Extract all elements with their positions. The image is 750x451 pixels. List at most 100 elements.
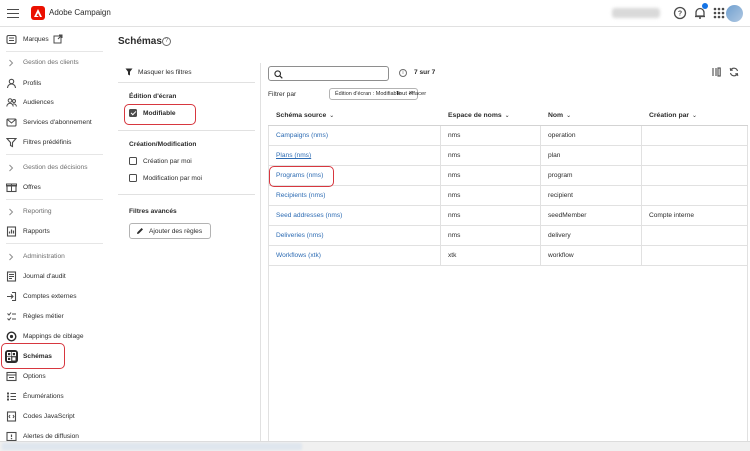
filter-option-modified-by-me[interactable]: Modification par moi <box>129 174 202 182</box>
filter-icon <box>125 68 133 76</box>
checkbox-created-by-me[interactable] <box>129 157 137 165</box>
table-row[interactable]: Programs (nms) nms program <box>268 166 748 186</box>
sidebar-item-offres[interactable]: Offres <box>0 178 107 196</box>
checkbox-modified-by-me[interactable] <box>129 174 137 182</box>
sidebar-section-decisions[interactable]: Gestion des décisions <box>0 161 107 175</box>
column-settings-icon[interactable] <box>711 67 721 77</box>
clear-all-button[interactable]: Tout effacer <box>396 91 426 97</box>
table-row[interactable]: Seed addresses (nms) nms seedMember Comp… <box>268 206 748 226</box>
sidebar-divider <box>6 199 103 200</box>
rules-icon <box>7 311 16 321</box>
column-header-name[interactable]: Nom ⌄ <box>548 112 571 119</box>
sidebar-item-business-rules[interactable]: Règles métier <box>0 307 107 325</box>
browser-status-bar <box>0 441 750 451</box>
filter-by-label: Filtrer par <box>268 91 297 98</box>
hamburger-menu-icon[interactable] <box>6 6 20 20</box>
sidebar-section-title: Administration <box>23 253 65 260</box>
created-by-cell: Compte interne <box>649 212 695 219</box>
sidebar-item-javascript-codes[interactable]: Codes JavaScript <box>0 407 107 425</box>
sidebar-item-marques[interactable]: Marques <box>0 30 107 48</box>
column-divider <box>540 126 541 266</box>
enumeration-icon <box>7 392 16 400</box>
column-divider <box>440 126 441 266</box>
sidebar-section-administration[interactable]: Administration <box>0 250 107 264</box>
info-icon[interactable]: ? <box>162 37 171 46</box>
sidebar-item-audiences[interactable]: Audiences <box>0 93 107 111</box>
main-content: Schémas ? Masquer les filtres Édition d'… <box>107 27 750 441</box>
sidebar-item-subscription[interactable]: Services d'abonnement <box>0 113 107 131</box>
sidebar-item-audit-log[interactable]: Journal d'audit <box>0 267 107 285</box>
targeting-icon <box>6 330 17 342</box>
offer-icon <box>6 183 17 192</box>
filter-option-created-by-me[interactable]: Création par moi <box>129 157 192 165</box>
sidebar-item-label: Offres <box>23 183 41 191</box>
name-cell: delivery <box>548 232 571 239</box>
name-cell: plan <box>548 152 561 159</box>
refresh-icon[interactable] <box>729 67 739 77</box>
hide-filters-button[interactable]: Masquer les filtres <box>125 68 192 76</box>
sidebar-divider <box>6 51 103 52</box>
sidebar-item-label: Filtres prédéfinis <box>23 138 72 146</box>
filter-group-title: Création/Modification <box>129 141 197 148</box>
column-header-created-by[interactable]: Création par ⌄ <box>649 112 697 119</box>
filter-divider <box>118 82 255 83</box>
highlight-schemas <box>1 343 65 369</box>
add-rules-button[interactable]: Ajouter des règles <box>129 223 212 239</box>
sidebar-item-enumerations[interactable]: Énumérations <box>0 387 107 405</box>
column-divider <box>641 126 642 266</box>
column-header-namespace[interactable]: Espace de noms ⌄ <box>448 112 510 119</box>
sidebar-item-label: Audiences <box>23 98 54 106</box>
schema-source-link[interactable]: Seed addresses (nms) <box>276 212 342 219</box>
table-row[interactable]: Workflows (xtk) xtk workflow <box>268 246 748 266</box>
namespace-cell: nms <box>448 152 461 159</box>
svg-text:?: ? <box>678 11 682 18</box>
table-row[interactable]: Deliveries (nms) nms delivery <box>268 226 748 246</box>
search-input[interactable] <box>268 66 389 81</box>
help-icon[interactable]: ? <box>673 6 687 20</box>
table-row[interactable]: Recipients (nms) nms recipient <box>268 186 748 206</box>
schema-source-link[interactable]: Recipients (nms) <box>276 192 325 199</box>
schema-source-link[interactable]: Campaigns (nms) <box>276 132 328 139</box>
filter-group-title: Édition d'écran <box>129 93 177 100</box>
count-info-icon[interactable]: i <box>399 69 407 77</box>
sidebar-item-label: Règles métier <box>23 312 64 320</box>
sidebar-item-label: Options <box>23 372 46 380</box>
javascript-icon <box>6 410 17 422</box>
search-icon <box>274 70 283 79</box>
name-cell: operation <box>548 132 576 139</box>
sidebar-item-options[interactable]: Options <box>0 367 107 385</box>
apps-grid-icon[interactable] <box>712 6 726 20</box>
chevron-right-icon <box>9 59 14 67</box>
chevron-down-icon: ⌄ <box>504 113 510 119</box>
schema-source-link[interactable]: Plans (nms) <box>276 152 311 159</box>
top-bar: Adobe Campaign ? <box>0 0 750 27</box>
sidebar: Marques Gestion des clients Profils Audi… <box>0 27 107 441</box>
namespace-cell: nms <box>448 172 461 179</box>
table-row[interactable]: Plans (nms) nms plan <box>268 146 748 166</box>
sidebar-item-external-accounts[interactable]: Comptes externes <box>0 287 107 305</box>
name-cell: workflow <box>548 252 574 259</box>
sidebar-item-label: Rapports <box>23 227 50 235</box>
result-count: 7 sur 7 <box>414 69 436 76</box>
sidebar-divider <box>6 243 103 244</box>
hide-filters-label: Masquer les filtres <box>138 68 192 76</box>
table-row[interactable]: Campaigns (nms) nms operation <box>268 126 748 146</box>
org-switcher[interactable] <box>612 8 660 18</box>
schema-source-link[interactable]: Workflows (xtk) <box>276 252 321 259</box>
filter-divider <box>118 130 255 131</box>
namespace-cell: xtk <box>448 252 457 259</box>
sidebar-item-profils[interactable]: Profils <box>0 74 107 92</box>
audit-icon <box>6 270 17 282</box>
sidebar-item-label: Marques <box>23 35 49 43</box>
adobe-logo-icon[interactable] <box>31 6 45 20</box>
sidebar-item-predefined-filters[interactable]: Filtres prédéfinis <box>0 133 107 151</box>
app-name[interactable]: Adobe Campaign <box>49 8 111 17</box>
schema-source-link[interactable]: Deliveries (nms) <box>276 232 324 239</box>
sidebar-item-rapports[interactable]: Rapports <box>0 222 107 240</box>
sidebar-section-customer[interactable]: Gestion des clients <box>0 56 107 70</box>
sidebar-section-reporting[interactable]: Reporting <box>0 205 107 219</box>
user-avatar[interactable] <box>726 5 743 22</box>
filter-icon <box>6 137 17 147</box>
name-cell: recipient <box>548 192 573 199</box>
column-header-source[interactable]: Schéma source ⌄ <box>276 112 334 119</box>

== == ==

Arrange each line of the listing above as a JSON list of strings, one string per line, with blank lines skipped. Leave the pictures out of the answer.

[
  "Extract all elements with their positions. The image is 750x451 pixels. List at most 100 elements.",
  "filter-option-modified-by-me[interactable]: Modification par moi <box>129 174 202 182</box>",
  "filter-icon <box>125 68 133 76</box>",
  "checkbox-created-by-me[interactable] <box>129 157 137 165</box>",
  "table-row[interactable]: Programs (nms) nms program <box>268 166 748 186</box>",
  "sidebar-item-offres[interactable]: Offres <box>0 178 107 196</box>",
  "checkbox-modified-by-me[interactable] <box>129 174 137 182</box>",
  "sidebar-section-decisions[interactable]: Gestion des décisions <box>0 161 107 175</box>",
  "column-settings-icon[interactable] <box>711 67 721 77</box>",
  "clear-all-button[interactable]: Tout effacer <box>396 91 426 97</box>",
  "table-row[interactable]: Seed addresses (nms) nms seedMember Comp… <box>268 206 748 226</box>",
  "sidebar-divider <box>6 199 103 200</box>",
  "rules-icon <box>7 311 16 321</box>",
  "column-header-name[interactable]: Nom ⌄ <box>548 112 571 119</box>",
  "sidebar-item-business-rules[interactable]: Règles métier <box>0 307 107 325</box>",
  "browser-status-bar <box>0 441 750 451</box>",
  "filter-by-label: Filtrer par <box>268 91 297 98</box>",
  "hamburger-menu-icon[interactable] <box>6 6 20 20</box>",
  "sidebar-section-title: Administration <box>23 253 65 260</box>",
  "created-by-cell: Compte interne <box>649 212 695 219</box>",
  "sidebar-item-javascript-codes[interactable]: Codes JavaScript <box>0 407 107 425</box>",
  "sidebar-item-marques[interactable]: Marques <box>0 30 107 48</box>",
  "column-divider <box>540 126 541 266</box>",
  "enumeration-icon <box>7 392 16 400</box>",
  "column-divider <box>440 126 441 266</box>",
  "sidebar-section-administration[interactable]: Administration <box>0 250 107 264</box>",
  "info-icon[interactable]: ? <box>162 37 171 46</box>",
  "sidebar-item-audiences[interactable]: Audiences <box>0 93 107 111</box>",
  "main-content: Schémas ? Masquer les filtres Édition d'… <box>107 27 750 441</box>",
  "sidebar-item-subscription[interactable]: Services d'abonnement <box>0 113 107 131</box>",
  "sidebar-item-audit-log[interactable]: Journal d'audit <box>0 267 107 285</box>",
  "targeting-icon <box>6 330 17 342</box>",
  "offer-icon <box>6 183 17 192</box>",
  "filter-option-created-by-me[interactable]: Création par moi <box>129 157 192 165</box>",
  "sidebar-item-label: Offres <box>23 183 41 191</box>",
  "name-cell: delivery <box>548 232 571 239</box>",
  "name-cell: plan <box>548 152 561 159</box>",
  "refresh-icon[interactable] <box>729 67 739 77</box>",
  "hide-filters-button[interactable]: Masquer les filtres <box>125 68 192 76</box>",
  "sidebar-divider <box>6 51 103 52</box>",
  "sidebar-item-label: Filtres prédéfinis <box>23 138 72 146</box>",
  "filter-group-title: Création/Modification <box>129 141 197 148</box>",
  "column-header-created-by[interactable]: Création par ⌄ <box>649 112 697 119</box>",
  "filter-divider <box>118 82 255 83</box>",
  "highlight-schemas <box>1 343 65 369</box>",
  "add-rules-button[interactable]: Ajouter des règles <box>129 223 212 239</box>",
  "sidebar-item-enumerations[interactable]: Énumérations <box>0 387 107 405</box>",
  "column-divider <box>641 126 642 266</box>",
  "column-header-namespace[interactable]: Espace de noms ⌄ <box>448 112 510 119</box>",
  "sidebar-item-label: Audiences <box>23 98 54 106</box>",
  "schema-source-link[interactable]: Seed addresses (nms) <box>276 212 342 219</box>",
  "table-row[interactable]: Workflows (xtk) xtk workflow <box>268 246 748 266</box>",
  "namespace-cell: nms <box>448 152 461 159</box>",
  "svg-text:?: ? <box>678 11 682 18</box>",
  "table-row[interactable]: Deliveries (nms) nms delivery <box>268 226 748 246</box>",
  "search-input[interactable] <box>268 66 389 81</box>",
  "help-icon[interactable]: ? <box>673 6 687 20</box>",
  "table-row[interactable]: Recipients (nms) nms recipient <box>268 186 748 206</box>",
  "schema-source-link[interactable]: Recipients (nms) <box>276 192 325 199</box>",
  "schema-source-link[interactable]: Campaigns (nms) <box>276 132 328 139</box>",
  "filter-group-title: Édition d'écran <box>129 93 177 100</box>",
  "count-info-icon[interactable]: i <box>399 69 407 77</box>",
  "sidebar-item-label: Règles métier <box>23 312 64 320</box>",
  "sidebar-item-label: Options <box>23 372 46 380</box>",
  "javascript-icon <box>6 410 17 422</box>",
  "search-icon <box>274 70 283 79</box>",
  "name-cell: operation <box>548 132 576 139</box>",
  "sidebar-item-options[interactable]: Options <box>0 367 107 385</box>",
  "apps-grid-icon[interactable] <box>712 6 726 20</box>",
  "chevron-right-icon <box>9 59 14 67</box>",
  "chevron-down-icon: ⌄ <box>504 113 510 119</box>",
  "schema-source-link[interactable]: Plans (nms) <box>276 152 311 159</box>",
  "top-bar: Adobe Campaign ? <box>0 0 750 27</box>",
  "sidebar: Marques Gestion des clients Profils Audi… <box>0 27 107 441</box>",
  "namespace-cell: nms <box>448 172 461 179</box>",
  "table-row[interactable]: Plans (nms) nms plan <box>268 146 748 166</box>",
  "sidebar-item-external-accounts[interactable]: Comptes externes <box>0 287 107 305</box>",
  "name-cell: workflow <box>548 252 574 259</box>",
  "sidebar-item-label: Rapports <box>23 227 50 235</box>",
  "result-count: 7 sur 7 <box>414 69 436 76</box>",
  "sidebar-divider <box>6 243 103 244</box>",
  "hide-filters-label: Masquer les filtres <box>138 68 192 76</box>",
  "table-row[interactable]: Campaigns (nms) nms operation <box>268 126 748 146</box>",
  "org-switcher[interactable] <box>612 8 660 18</box>",
  "schema-source-link[interactable]: Workflows (xtk) <box>276 252 321 259</box>",
  "filter-divider <box>118 130 255 131</box>",
  "namespace-cell: xtk <box>448 252 457 259</box>",
  "sidebar-item-profils[interactable]: Profils <box>0 74 107 92</box>",
  "audit-icon <box>6 270 17 282</box>",
  "sidebar-item-label: Marques <box>23 35 49 43</box>",
  "adobe-logo-icon[interactable] <box>31 6 45 20</box>",
  "sidebar-item-predefined-filters[interactable]: Filtres prédéfinis <box>0 133 107 151</box>",
  "app-name[interactable]: Adobe Campaign <box>49 8 111 17</box>",
  "schema-source-link[interactable]: Deliveries (nms) <box>276 232 324 239</box>",
  "sidebar-item-rapports[interactable]: Rapports <box>0 222 107 240</box>",
  "sidebar-section-customer[interactable]: Gestion des clients <box>0 56 107 70</box>",
  "sidebar-section-reporting[interactable]: Reporting <box>0 205 107 219</box>",
  "user-avatar[interactable] <box>726 5 743 22</box>",
  "filter-icon <box>6 137 17 147</box>",
  "name-cell: recipient <box>548 192 573 199</box>",
  "column-header-source[interactable]: Schéma source ⌄ <box>276 112 334 119</box>"
]